─── AVAILABLE DATA ───

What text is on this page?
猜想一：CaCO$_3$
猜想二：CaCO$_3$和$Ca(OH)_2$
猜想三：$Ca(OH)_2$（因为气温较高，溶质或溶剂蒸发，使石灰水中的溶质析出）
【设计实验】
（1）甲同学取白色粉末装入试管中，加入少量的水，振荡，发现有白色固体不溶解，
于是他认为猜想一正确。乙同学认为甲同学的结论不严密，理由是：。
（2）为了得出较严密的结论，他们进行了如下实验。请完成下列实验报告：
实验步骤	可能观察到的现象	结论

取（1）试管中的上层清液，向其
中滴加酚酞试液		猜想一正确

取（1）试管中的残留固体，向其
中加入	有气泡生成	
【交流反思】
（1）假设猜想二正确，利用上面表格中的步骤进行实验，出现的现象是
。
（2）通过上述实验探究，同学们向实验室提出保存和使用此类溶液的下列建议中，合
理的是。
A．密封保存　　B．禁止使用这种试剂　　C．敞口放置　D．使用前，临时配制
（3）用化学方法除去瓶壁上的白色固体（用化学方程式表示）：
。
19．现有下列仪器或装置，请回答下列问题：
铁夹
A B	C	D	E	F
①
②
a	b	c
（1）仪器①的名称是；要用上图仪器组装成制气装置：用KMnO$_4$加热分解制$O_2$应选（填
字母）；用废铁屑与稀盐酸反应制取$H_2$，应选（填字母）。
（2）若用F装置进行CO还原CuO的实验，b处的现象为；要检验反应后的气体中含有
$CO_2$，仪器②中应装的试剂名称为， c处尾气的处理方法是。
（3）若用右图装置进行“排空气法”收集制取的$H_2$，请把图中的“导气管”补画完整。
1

───

• [WHAT TO DO] Every entry above should be retyped exactly as shown.

• [ANSWER]
What text is on this page?
猜想一：CaCO$_3$
猜想二：CaCO$_3$和$Ca(OH)_2$
猜想三：$Ca(OH)_2$（因为气温较高，溶质或溶剂蒸发，使石灰水中的溶质析出）
【设计实验】
（1）甲同学取白色粉末装入试管中，加入少量的水，振荡，发现有白色固体不溶解，
于是他认为猜想一正确。乙同学认为甲同学的结论不严密，理由是：。
（2）为了得出较严密的结论，他们进行了如下实验。请完成下列实验报告：
实验步骤	可能观察到的现象	结论

取（1）试管中的上层清液，向其
中滴加酚酞试液		猜想一正确

取（1）试管中的残留固体，向其
中加入	有气泡生成	
【交流反思】
（1）假设猜想二正确，利用上面表格中的步骤进行实验，出现的现象是
。
（2）通过上述实验探究，同学们向实验室提出保存和使用此类溶液的下列建议中，合
理的是。
A．密封保存　　B．禁止使用这种试剂　　C．敞口放置　D．使用前，临时配制
（3）用化学方法除去瓶壁上的白色固体（用化学方程式表示）：
。
19．现有下列仪器或装置，请回答下列问题：
铁夹
A B	C	D	E	F
①
②
a	b	c
（1）仪器①的名称是；要用上图仪器组装成制气装置：用KMnO$_4$加热分解制$O_2$应选（填
字母）；用废铁屑与稀盐酸反应制取$H_2$，应选（填字母）。
（2）若用F装置进行CO还原CuO的实验，b处的现象为；要检验反应后的气体中含有
$CO_2$，仪器②中应装的试剂名称为， c处尾气的处理方法是。
（3）若用右图装置进行“排空气法”收集制取的$H_2$，请把图中的“导气管”补画完整。
1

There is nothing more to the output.